### Data entries

·····

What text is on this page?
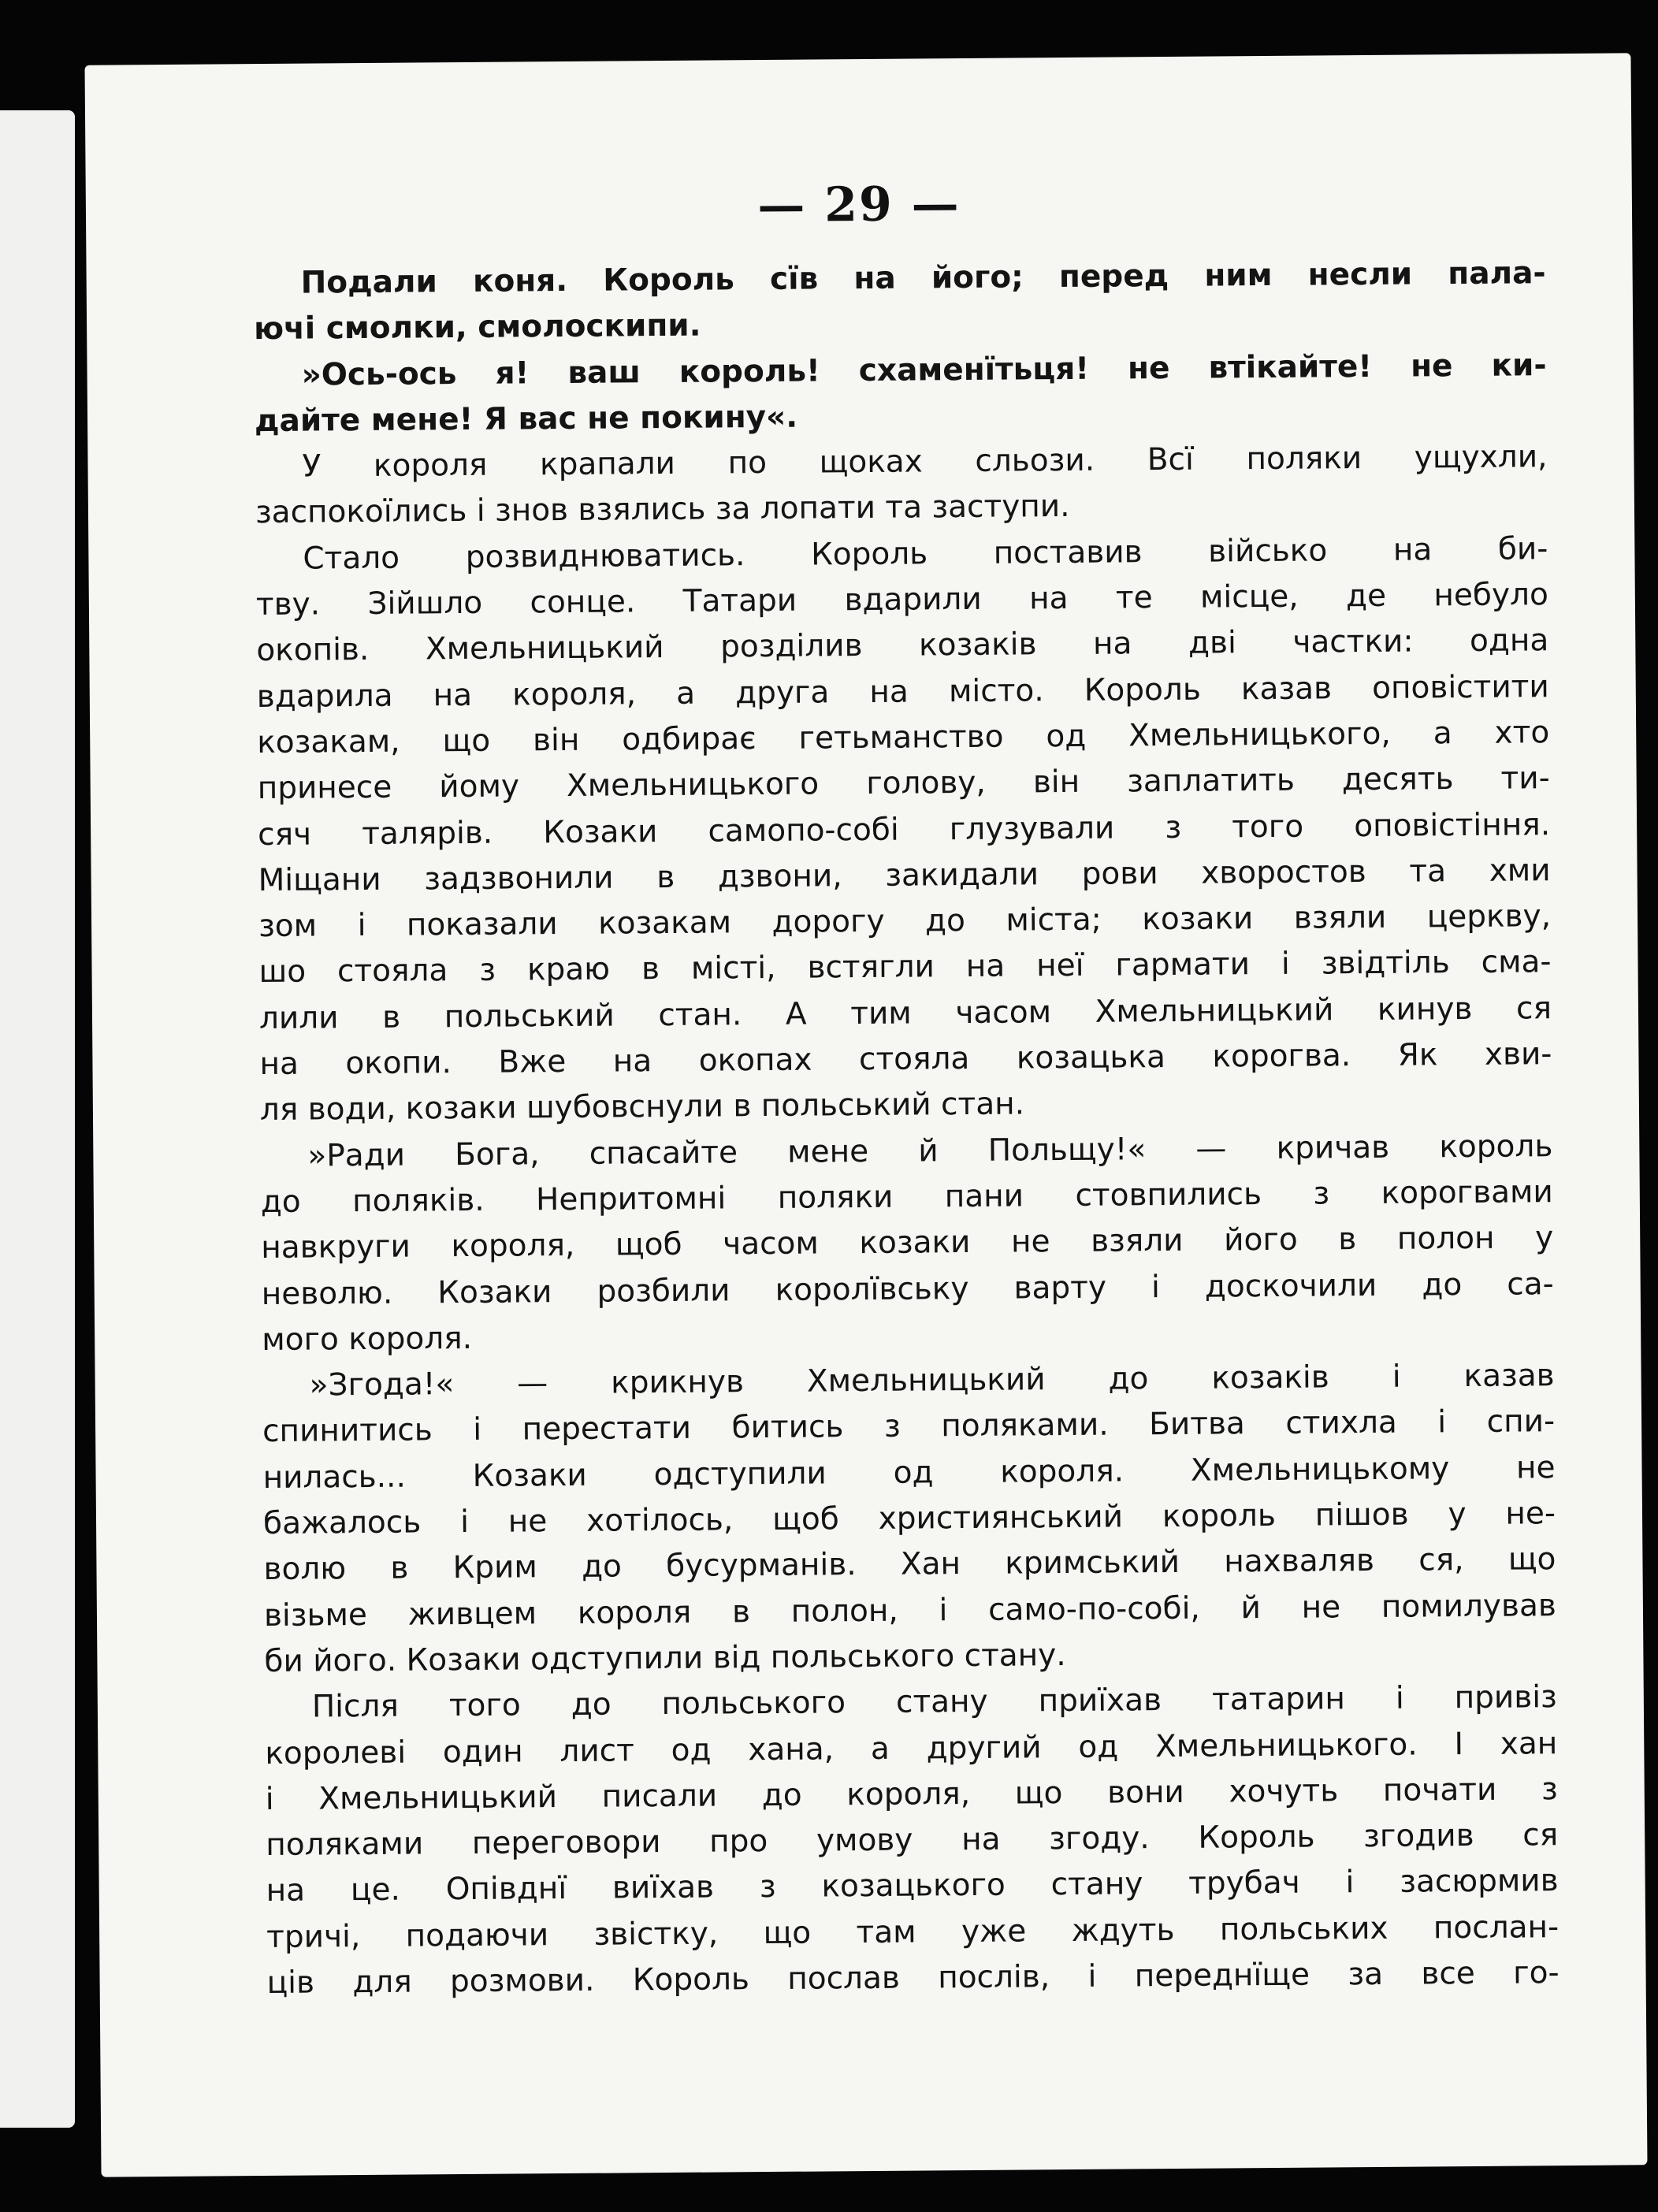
— 29 —
Подали коня. Король сїв на його; перед ним несли пала-
ючі смолки, смолоскипи.
»Ось-ось я! ваш король! схаменїтьця! не втікайте! не ки-
дайте мене! Я вас не покину«.
У короля крапали по щоках сльози. Всї поляки ущухли,
заспокоїлись і знов взялись за лопати та заступи.
Стало розвиднюватись. Король поставив військо на би-
тву. Зійшло сонце. Татари вдарили на те місце, де небуло
окопів. Хмельницький розділив козаків на дві частки: одна
вдарила на короля, а друга на місто. Король казав оповістити
козакам, що він одбирає гетьманство од Хмельницького, а хто
принесе йому Хмельницького голову, він заплатить десять ти-
сяч талярів. Козаки самопо-собі глузували з того оповістіння.
Міщани задзвонили в дзвони, закидали рови хворостов та хми
зом і показали козакам дорогу до міста; козаки взяли церкву,
шо стояла з краю в місті, встягли на неї гармати і звідтіль сма-
лили в польський стан. А тим часом Хмельницький кинув ся
на окопи. Вже на окопах стояла козацька корогва. Як хви-
ля води, козаки шубовснули в польський стан.
»Ради Бога, спасайте мене й Польщу!« — кричав король
до поляків. Непритомні поляки пани стовпились з корогвами
навкруги короля, щоб часом козаки не взяли його в полон у
неволю. Козаки розбили королївську варту і доскочили до са-
мого короля.
»Згода!« — крикнув Хмельницький до козаків і казав
спинитись і перестати битись з поляками. Битва стихла і спи-
нилась... Козаки одступили од короля. Хмельницькому не
бажалось і не хотілось, щоб християнський король пішов у не-
волю в Крим до бусурманів. Хан кримський нахваляв ся, що
візьме живцем короля в полон, і само-по-собі, й не помилував
би його. Козаки одступили від польського стану.
Після того до польського стану приїхав татарин і привіз
королеві один лист од хана, а другий од Хмельницького. І хан
і Хмельницький писали до короля, що вони хочуть почати з
поляками переговори про умову на згоду. Король згодив ся
на це. Опівднї виїхав з козацького стану трубач і засюрмив
тричі, подаючи звістку, що там уже ждуть польських послан-
ців для розмови. Король послав послів, і переднїще за все го-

·····

### WHAT THIS TASK INVOLVES
Choose all lines containing the string "собі" and copy them out.

### TASK RESULT
сяч талярів. Козаки самопо-собі глузували з того оповістіння.
візьме живцем короля в полон, і само-по-собі, й не помилував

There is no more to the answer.